- **Given request**: Extract all of the entries and give them again, word for word.

##### Data to process #####

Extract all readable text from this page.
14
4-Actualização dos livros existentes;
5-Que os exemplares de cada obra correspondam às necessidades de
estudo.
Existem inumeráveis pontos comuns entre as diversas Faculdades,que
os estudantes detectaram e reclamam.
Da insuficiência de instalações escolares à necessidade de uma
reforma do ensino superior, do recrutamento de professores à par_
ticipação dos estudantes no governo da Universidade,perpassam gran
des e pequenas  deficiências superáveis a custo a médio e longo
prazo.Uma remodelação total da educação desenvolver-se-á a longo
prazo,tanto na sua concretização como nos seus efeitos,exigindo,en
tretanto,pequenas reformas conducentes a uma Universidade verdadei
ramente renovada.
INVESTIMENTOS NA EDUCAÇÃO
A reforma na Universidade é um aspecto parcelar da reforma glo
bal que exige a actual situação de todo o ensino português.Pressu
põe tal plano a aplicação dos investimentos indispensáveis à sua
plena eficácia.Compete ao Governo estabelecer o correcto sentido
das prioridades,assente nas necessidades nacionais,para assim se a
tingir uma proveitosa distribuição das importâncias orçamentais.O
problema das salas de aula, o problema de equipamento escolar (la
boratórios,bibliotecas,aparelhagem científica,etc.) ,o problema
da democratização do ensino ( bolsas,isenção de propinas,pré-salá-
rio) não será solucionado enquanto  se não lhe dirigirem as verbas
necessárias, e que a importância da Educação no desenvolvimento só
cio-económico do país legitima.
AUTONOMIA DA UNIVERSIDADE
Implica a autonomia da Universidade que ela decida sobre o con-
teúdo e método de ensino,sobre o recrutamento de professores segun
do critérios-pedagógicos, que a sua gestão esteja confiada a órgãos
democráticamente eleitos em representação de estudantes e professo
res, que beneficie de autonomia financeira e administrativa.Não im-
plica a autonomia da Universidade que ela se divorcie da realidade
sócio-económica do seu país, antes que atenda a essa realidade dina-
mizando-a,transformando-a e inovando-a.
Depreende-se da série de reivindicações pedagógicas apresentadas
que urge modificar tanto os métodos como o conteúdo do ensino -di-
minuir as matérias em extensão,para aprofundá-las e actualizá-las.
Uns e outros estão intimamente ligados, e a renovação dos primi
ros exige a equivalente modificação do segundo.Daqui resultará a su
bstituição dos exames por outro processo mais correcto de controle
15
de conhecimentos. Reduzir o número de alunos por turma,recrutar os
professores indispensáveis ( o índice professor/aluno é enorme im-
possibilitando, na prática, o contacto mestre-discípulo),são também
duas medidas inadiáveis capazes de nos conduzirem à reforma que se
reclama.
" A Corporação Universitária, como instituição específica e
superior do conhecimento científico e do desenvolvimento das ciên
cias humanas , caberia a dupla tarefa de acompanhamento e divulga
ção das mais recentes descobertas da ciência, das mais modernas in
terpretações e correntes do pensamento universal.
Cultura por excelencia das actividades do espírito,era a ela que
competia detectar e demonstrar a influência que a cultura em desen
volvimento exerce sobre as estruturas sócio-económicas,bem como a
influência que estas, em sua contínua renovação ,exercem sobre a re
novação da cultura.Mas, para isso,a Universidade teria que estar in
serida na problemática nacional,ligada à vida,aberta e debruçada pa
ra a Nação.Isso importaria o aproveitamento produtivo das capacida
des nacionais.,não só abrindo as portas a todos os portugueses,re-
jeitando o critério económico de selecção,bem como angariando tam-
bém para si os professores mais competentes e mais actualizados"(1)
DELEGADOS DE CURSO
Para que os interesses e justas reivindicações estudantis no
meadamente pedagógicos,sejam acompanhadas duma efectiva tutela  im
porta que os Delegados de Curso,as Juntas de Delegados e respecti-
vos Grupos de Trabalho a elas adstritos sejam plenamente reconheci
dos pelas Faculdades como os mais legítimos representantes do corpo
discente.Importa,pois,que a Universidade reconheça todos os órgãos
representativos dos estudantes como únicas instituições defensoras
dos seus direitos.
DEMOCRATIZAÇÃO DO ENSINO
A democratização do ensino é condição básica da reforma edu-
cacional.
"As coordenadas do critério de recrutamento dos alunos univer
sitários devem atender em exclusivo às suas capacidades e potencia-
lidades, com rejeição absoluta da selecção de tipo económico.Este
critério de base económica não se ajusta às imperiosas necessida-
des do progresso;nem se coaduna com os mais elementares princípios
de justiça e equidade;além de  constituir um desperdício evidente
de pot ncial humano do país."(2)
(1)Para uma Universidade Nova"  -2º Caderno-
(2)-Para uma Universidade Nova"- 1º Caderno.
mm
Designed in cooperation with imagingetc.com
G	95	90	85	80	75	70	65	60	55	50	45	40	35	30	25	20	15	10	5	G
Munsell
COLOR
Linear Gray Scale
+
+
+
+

#####

- **Exercise response**:
Extract all readable text from this page.
14
4-Actualização dos livros existentes;
5-Que os exemplares de cada obra correspondam às necessidades de
estudo.
Existem inumeráveis pontos comuns entre as diversas Faculdades,que
os estudantes detectaram e reclamam.
Da insuficiência de instalações escolares à necessidade de uma
reforma do ensino superior, do recrutamento de professores à par_
ticipação dos estudantes no governo da Universidade,perpassam gran
des e pequenas  deficiências superáveis a custo a médio e longo
prazo.Uma remodelação total da educação desenvolver-se-á a longo
prazo,tanto na sua concretização como nos seus efeitos,exigindo,en
tretanto,pequenas reformas conducentes a uma Universidade verdadei
ramente renovada.
INVESTIMENTOS NA EDUCAÇÃO
A reforma na Universidade é um aspecto parcelar da reforma glo
bal que exige a actual situação de todo o ensino português.Pressu
põe tal plano a aplicação dos investimentos indispensáveis à sua
plena eficácia.Compete ao Governo estabelecer o correcto sentido
das prioridades,assente nas necessidades nacionais,para assim se a
tingir uma proveitosa distribuição das importâncias orçamentais.O
problema das salas de aula, o problema de equipamento escolar (la
boratórios,bibliotecas,aparelhagem científica,etc.) ,o problema
da democratização do ensino ( bolsas,isenção de propinas,pré-salá-
rio) não será solucionado enquanto  se não lhe dirigirem as verbas
necessárias, e que a importância da Educação no desenvolvimento só
cio-económico do país legitima.
AUTONOMIA DA UNIVERSIDADE
Implica a autonomia da Universidade que ela decida sobre o con-
teúdo e método de ensino,sobre o recrutamento de professores segun
do critérios-pedagógicos, que a sua gestão esteja confiada a órgãos
democráticamente eleitos em representação de estudantes e professo
res, que beneficie de autonomia financeira e administrativa.Não im-
plica a autonomia da Universidade que ela se divorcie da realidade
sócio-económica do seu país, antes que atenda a essa realidade dina-
mizando-a,transformando-a e inovando-a.
Depreende-se da série de reivindicações pedagógicas apresentadas
que urge modificar tanto os métodos como o conteúdo do ensino -di-
minuir as matérias em extensão,para aprofundá-las e actualizá-las.
Uns e outros estão intimamente ligados, e a renovação dos primi
ros exige a equivalente modificação do segundo.Daqui resultará a su
bstituição dos exames por outro processo mais correcto de controle
15
de conhecimentos. Reduzir o número de alunos por turma,recrutar os
professores indispensáveis ( o índice professor/aluno é enorme im-
possibilitando, na prática, o contacto mestre-discípulo),são também
duas medidas inadiáveis capazes de nos conduzirem à reforma que se
reclama.
" A Corporação Universitária, como instituição específica e
superior do conhecimento científico e do desenvolvimento das ciên
cias humanas , caberia a dupla tarefa de acompanhamento e divulga
ção das mais recentes descobertas da ciência, das mais modernas in
terpretações e correntes do pensamento universal.
Cultura por excelencia das actividades do espírito,era a ela que
competia detectar e demonstrar a influência que a cultura em desen
volvimento exerce sobre as estruturas sócio-económicas,bem como a
influência que estas, em sua contínua renovação ,exercem sobre a re
novação da cultura.Mas, para isso,a Universidade teria que estar in
serida na problemática nacional,ligada à vida,aberta e debruçada pa
ra a Nação.Isso importaria o aproveitamento produtivo das capacida
des nacionais.,não só abrindo as portas a todos os portugueses,re-
jeitando o critério económico de selecção,bem como angariando tam-
bém para si os professores mais competentes e mais actualizados"(1)
DELEGADOS DE CURSO
Para que os interesses e justas reivindicações estudantis no
meadamente pedagógicos,sejam acompanhadas duma efectiva tutela  im
porta que os Delegados de Curso,as Juntas de Delegados e respecti-
vos Grupos de Trabalho a elas adstritos sejam plenamente reconheci
dos pelas Faculdades como os mais legítimos representantes do corpo
discente.Importa,pois,que a Universidade reconheça todos os órgãos
representativos dos estudantes como únicas instituições defensoras
dos seus direitos.
DEMOCRATIZAÇÃO DO ENSINO
A democratização do ensino é condição básica da reforma edu-
cacional.
"As coordenadas do critério de recrutamento dos alunos univer
sitários devem atender em exclusivo às suas capacidades e potencia-
lidades, com rejeição absoluta da selecção de tipo económico.Este
critério de base económica não se ajusta às imperiosas necessida-
des do progresso;nem se coaduna com os mais elementares princípios
de justiça e equidade;além de  constituir um desperdício evidente
de pot ncial humano do país."(2)
(1)Para uma Universidade Nova"  -2º Caderno-
(2)-Para uma Universidade Nova"- 1º Caderno.
mm
Designed in cooperation with imagingetc.com
G	95	90	85	80	75	70	65	60	55	50	45	40	35	30	25	20	15	10	5	G
Munsell
COLOR
Linear Gray Scale
+
+
+
+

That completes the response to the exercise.